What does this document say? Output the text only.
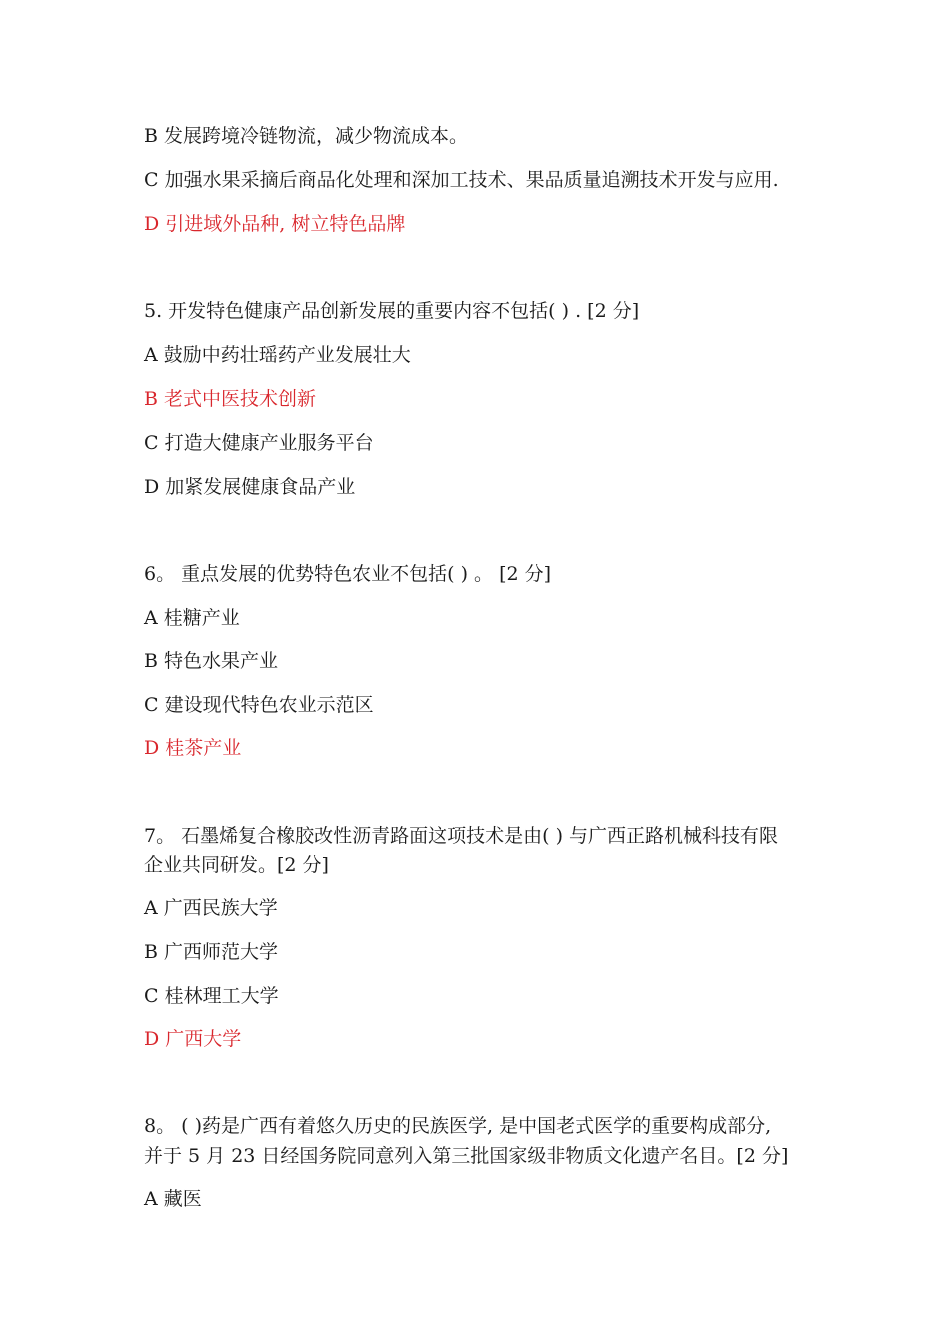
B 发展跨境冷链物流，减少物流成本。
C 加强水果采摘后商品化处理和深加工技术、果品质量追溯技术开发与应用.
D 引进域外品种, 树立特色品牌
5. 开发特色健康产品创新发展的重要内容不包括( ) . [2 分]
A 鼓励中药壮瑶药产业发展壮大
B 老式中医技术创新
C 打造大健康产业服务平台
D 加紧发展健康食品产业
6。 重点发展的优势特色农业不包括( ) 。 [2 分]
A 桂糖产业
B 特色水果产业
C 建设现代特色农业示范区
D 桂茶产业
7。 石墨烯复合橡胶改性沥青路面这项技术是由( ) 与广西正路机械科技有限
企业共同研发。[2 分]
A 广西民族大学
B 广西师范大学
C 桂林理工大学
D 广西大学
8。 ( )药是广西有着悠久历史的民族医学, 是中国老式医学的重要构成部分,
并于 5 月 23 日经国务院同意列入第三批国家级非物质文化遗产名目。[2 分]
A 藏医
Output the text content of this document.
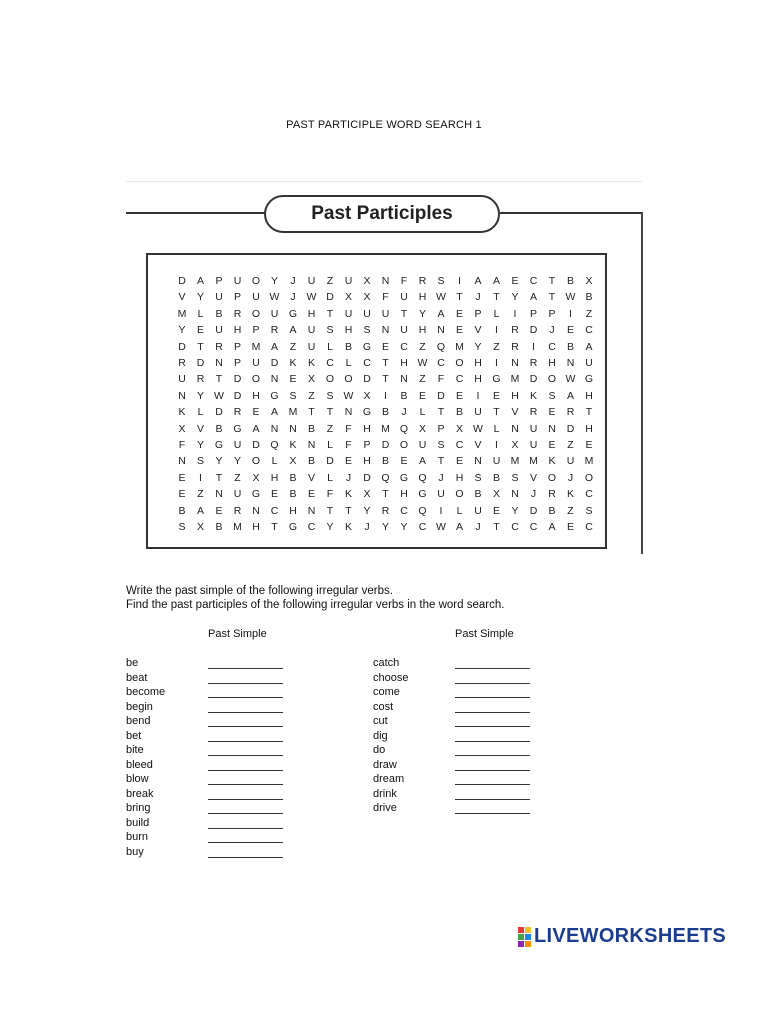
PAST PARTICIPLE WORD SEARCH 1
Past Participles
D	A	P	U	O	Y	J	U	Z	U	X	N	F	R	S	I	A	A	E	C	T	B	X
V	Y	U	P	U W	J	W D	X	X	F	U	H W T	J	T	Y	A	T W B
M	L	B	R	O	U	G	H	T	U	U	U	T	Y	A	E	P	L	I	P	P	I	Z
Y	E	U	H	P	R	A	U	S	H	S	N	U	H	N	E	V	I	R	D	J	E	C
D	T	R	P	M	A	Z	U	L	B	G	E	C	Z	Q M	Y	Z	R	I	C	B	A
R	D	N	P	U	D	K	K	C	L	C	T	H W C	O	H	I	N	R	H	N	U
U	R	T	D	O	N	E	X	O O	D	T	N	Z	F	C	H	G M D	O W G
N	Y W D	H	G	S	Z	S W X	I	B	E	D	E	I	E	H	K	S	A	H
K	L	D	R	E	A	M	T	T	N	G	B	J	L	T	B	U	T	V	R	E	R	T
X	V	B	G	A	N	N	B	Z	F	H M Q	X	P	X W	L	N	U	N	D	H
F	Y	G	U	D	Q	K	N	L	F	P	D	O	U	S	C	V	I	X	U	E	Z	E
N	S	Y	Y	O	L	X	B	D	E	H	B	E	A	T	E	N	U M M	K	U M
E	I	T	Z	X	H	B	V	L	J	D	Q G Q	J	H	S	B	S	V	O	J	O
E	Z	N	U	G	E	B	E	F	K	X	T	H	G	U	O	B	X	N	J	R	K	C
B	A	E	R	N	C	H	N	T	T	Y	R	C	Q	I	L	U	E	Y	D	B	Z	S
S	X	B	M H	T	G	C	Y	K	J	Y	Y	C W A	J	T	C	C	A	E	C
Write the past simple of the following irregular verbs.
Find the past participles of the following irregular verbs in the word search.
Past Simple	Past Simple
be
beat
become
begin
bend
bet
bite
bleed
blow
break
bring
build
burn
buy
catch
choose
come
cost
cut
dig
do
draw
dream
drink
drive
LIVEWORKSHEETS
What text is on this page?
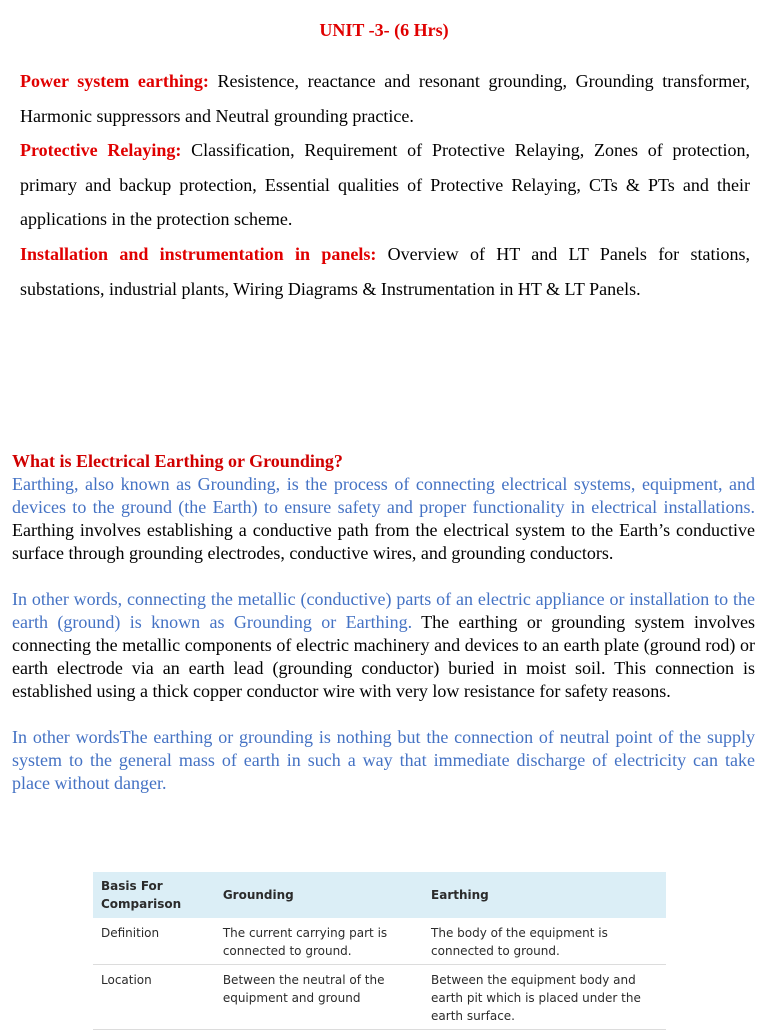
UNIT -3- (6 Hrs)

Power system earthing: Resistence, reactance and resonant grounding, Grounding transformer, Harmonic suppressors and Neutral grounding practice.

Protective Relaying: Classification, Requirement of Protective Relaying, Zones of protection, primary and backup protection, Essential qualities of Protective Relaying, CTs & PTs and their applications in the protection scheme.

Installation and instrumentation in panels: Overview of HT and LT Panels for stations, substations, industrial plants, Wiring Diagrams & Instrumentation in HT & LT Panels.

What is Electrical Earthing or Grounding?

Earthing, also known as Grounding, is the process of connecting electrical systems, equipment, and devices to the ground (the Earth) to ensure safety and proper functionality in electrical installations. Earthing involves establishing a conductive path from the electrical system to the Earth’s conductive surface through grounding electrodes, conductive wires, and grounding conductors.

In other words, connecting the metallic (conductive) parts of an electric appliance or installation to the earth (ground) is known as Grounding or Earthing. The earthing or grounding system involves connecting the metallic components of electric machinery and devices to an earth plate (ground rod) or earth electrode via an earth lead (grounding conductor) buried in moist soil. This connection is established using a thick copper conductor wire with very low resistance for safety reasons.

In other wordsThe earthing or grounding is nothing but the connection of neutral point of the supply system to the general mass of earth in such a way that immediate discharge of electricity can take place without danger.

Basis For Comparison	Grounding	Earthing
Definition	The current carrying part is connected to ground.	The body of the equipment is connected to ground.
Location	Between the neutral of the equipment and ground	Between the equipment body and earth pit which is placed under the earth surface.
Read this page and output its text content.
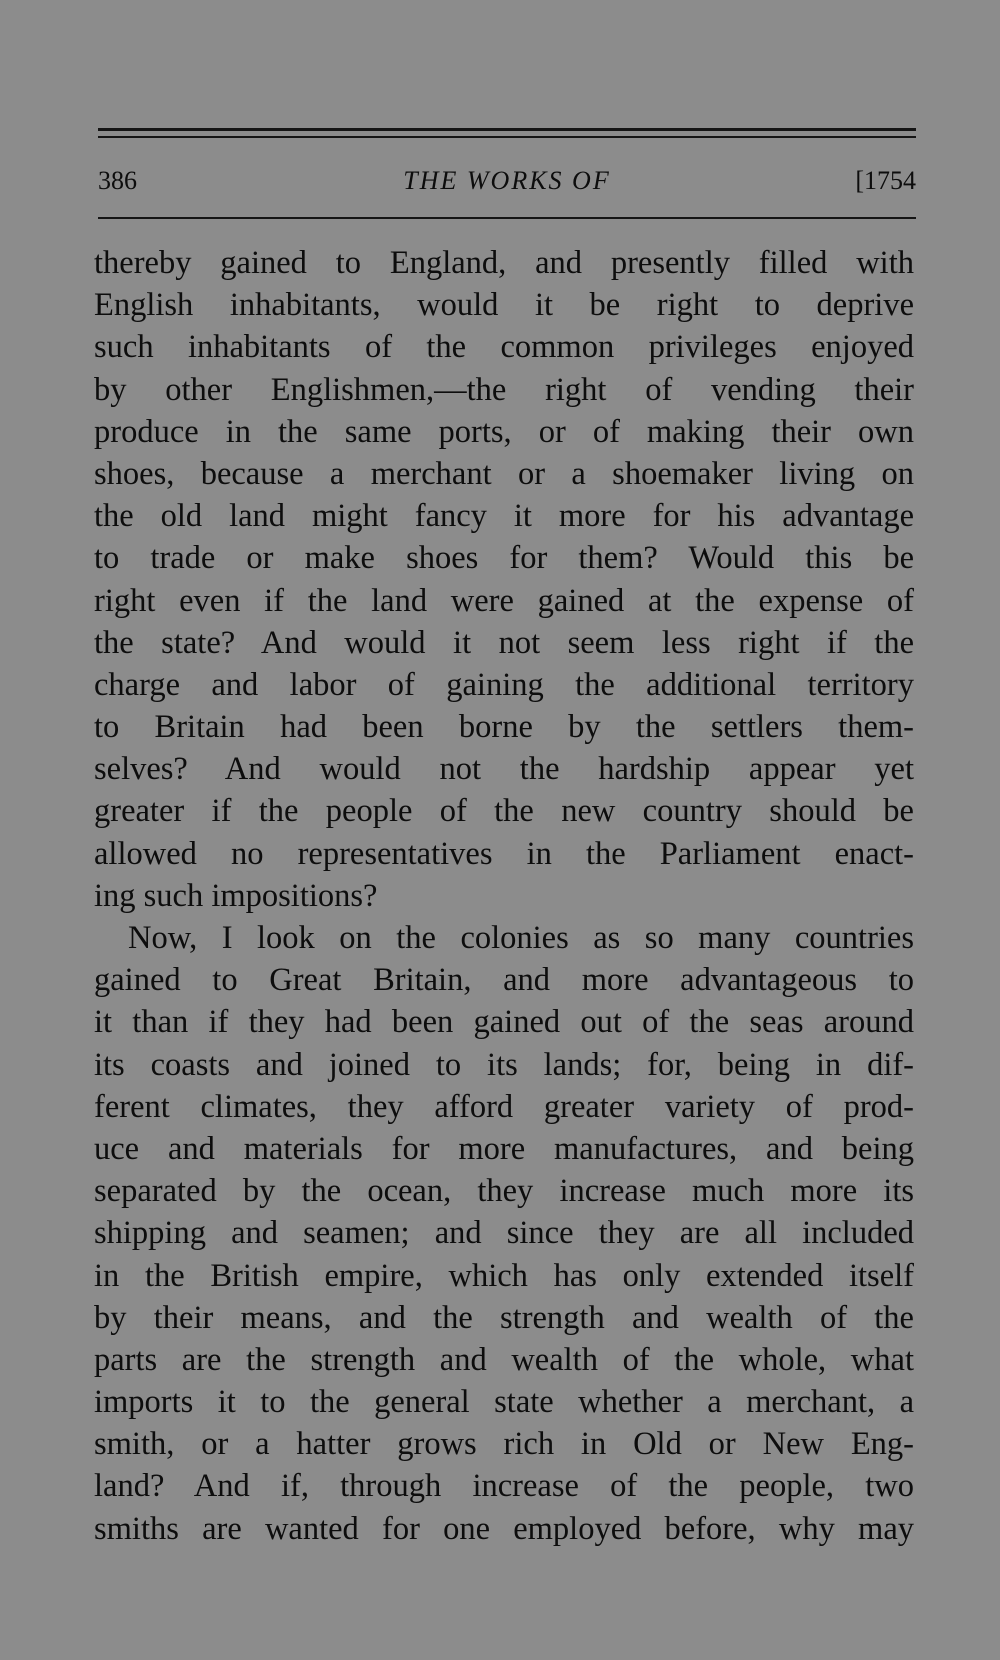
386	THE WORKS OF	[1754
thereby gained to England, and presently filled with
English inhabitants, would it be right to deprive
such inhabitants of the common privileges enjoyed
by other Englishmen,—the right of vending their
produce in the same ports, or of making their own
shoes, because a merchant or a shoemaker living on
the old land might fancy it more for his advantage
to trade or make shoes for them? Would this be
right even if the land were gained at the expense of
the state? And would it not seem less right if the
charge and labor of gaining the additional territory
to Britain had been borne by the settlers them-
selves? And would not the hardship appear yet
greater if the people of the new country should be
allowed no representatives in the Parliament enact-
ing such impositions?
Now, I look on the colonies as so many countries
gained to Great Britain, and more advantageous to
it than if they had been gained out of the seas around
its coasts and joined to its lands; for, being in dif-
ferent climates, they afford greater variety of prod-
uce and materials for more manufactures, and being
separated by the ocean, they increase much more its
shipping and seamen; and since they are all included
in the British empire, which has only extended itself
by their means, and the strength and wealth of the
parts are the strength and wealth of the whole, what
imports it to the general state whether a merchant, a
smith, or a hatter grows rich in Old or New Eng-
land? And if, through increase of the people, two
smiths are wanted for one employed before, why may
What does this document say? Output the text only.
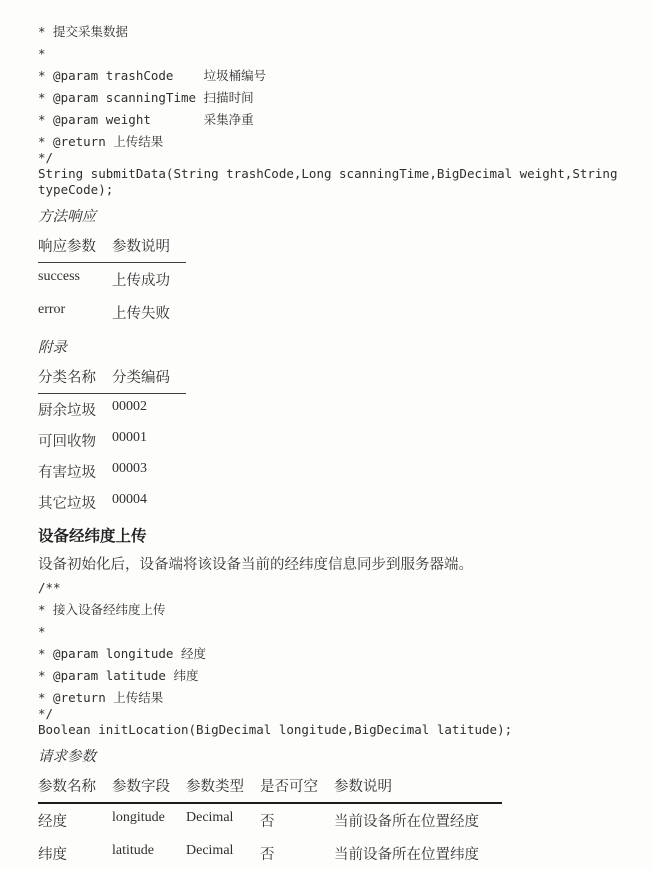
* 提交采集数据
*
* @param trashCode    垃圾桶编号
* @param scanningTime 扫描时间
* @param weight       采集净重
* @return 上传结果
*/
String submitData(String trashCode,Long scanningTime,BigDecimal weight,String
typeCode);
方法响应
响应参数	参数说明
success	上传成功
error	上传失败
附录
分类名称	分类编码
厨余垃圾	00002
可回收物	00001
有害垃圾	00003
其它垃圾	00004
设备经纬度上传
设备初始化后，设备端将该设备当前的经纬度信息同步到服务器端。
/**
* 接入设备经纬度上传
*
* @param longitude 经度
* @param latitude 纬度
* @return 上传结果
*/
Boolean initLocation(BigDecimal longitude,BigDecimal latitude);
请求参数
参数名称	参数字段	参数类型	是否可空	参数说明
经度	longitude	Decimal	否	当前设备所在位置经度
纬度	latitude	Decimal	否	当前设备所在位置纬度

* **Directive**
Restate the records word for word, omitting images.

* **Answer in full**
What does this document say? Output the text only.
B 发展跨境冷链物流，减少物流成本。
C 加强水果采摘后商品化处理和深加工技术、果品质量追溯技术开发与应用.
D 引进域外品种, 树立特色品牌
5. 开发特色健康产品创新发展的重要内容不包括( ) . [2 分]
A 鼓励中药壮瑶药产业发展壮大
B 老式中医技术创新
C 打造大健康产业服务平台
D 加紧发展健康食品产业
6。 重点发展的优势特色农业不包括( ) 。 [2 分]
A 桂糖产业
B 特色水果产业
C 建设现代特色农业示范区
D 桂茶产业
7。 石墨烯复合橡胶改性沥青路面这项技术是由( ) 与广西正路机械科技有限
企业共同研发。[2 分]
A 广西民族大学
B 广西师范大学
C 桂林理工大学
D 广西大学
8。 ( )药是广西有着悠久历史的民族医学, 是中国老式医学的重要构成部分,
并于 5 月 23 日经国务院同意列入第三批国家级非物质文化遗产名目。[2 分]
A 藏医
Output the text content of this document.
PAST PARTICIPLE WORD SEARCH 1
Past Participles
D	A	P	U	O	Y	J	U	Z	U	X	N	F	R	S	I	A	A	E	C	T	B	X
V	Y	U	P	U W	J	W D	X	X	F	U	H W T	J	T	Y	A	T W B
M	L	B	R	O	U	G	H	T	U	U	U	T	Y	A	E	P	L	I	P	P	I	Z
Y	E	U	H	P	R	A	U	S	H	S	N	U	H	N	E	V	I	R	D	J	E	C
D	T	R	P	M	A	Z	U	L	B	G	E	C	Z	Q M	Y	Z	R	I	C	B	A
R	D	N	P	U	D	K	K	C	L	C	T	H W C	O	H	I	N	R	H	N	U
U	R	T	D	O	N	E	X	O O	D	T	N	Z	F	C	H	G M D	O W G
N	Y W D	H	G	S	Z	S W X	I	B	E	D	E	I	E	H	K	S	A	H
K	L	D	R	E	A	M	T	T	N	G	B	J	L	T	B	U	T	V	R	E	R	T
X	V	B	G	A	N	N	B	Z	F	H M Q	X	P	X W	L	N	U	N	D	H
F	Y	G	U	D	Q	K	N	L	F	P	D	O	U	S	C	V	I	X	U	E	Z	E
N	S	Y	Y	O	L	X	B	D	E	H	B	E	A	T	E	N	U M M	K	U M
E	I	T	Z	X	H	B	V	L	J	D	Q G Q	J	H	S	B	S	V	O	J	O
E	Z	N	U	G	E	B	E	F	K	X	T	H	G	U	O	B	X	N	J	R	K	C
B	A	E	R	N	C	H	N	T	T	Y	R	C	Q	I	L	U	E	Y	D	B	Z	S
S	X	B	M H	T	G	C	Y	K	J	Y	Y	C W A	J	T	C	C	A	E	C
Write the past simple of the following irregular verbs.
Find the past participles of the following irregular verbs in the word search.
Past Simple	Past Simple
be
beat
become
begin
bend
bet
bite
bleed
blow
break
bring
build
burn
buy
catch
choose
come
cost
cut
dig
do
draw
dream
drink
drive
LIVEWORKSHEETS
What text is on this page?
UNIT -3- (6 Hrs)

Power system earthing: Resistence, reactance and resonant grounding, Grounding transformer, Harmonic suppressors and Neutral grounding practice.

Protective Relaying: Classification, Requirement of Protective Relaying, Zones of protection, primary and backup protection, Essential qualities of Protective Relaying, CTs & PTs and their applications in the protection scheme.

Installation and instrumentation in panels: Overview of HT and LT Panels for stations, substations, industrial plants, Wiring Diagrams & Instrumentation in HT & LT Panels.

What is Electrical Earthing or Grounding?

Earthing, also known as Grounding, is the process of connecting electrical systems, equipment, and devices to the ground (the Earth) to ensure safety and proper functionality in electrical installations. Earthing involves establishing a conductive path from the electrical system to the Earth’s conductive surface through grounding electrodes, conductive wires, and grounding conductors.

In other words, connecting the metallic (conductive) parts of an electric appliance or installation to the earth (ground) is known as Grounding or Earthing. The earthing or grounding system involves connecting the metallic components of electric machinery and devices to an earth plate (ground rod) or earth electrode via an earth lead (grounding conductor) buried in moist soil. This connection is established using a thick copper conductor wire with very low resistance for safety reasons.

In other wordsThe earthing or grounding is nothing but the connection of neutral point of the supply system to the general mass of earth in such a way that immediate discharge of electricity can take place without danger.

Basis For Comparison	Grounding	Earthing
Definition	The current carrying part is connected to ground.	The body of the equipment is connected to ground.
Location	Between the neutral of the equipment and ground	Between the equipment body and earth pit which is placed under the earth surface.
Read this page and output its text content.
386	THE WORKS OF	[1754
thereby gained to England, and presently filled with
English inhabitants, would it be right to deprive
such inhabitants of the common privileges enjoyed
by other Englishmen,—the right of vending their
produce in the same ports, or of making their own
shoes, because a merchant or a shoemaker living on
the old land might fancy it more for his advantage
to trade or make shoes for them? Would this be
right even if the land were gained at the expense of
the state? And would it not seem less right if the
charge and labor of gaining the additional territory
to Britain had been borne by the settlers them-
selves? And would not the hardship appear yet
greater if the people of the new country should be
allowed no representatives in the Parliament enact-
ing such impositions?
Now, I look on the colonies as so many countries
gained to Great Britain, and more advantageous to
it than if they had been gained out of the seas around
its coasts and joined to its lands; for, being in dif-
ferent climates, they afford greater variety of prod-
uce and materials for more manufactures, and being
separated by the ocean, they increase much more its
shipping and seamen; and since they are all included
in the British empire, which has only extended itself
by their means, and the strength and wealth of the
parts are the strength and wealth of the whole, what
imports it to the general state whether a merchant, a
smith, or a hatter grows rich in Old or New Eng-
land? And if, through increase of the people, two
smiths are wanted for one employed before, why may
What does this document say? Output the text only.
* 提交采集数据
*
* @param trashCode    垃圾桶编号
* @param scanningTime 扫描时间
* @param weight       采集净重
* @return 上传结果
*/
String submitData(String trashCode,Long scanningTime,BigDecimal weight,String
typeCode);
方法响应
响应参数	参数说明
success	上传成功
error	上传失败
附录
分类名称	分类编码
厨余垃圾	00002
可回收物	00001
有害垃圾	00003
其它垃圾	00004
设备经纬度上传
设备初始化后，设备端将该设备当前的经纬度信息同步到服务器端。
/**
* 接入设备经纬度上传
*
* @param longitude 经度
* @param latitude 纬度
* @return 上传结果
*/
Boolean initLocation(BigDecimal longitude,BigDecimal latitude);
请求参数
参数名称	参数字段	参数类型	是否可空	参数说明
经度	longitude	Decimal	否	当前设备所在位置经度
纬度	latitude	Decimal	否	当前设备所在位置纬度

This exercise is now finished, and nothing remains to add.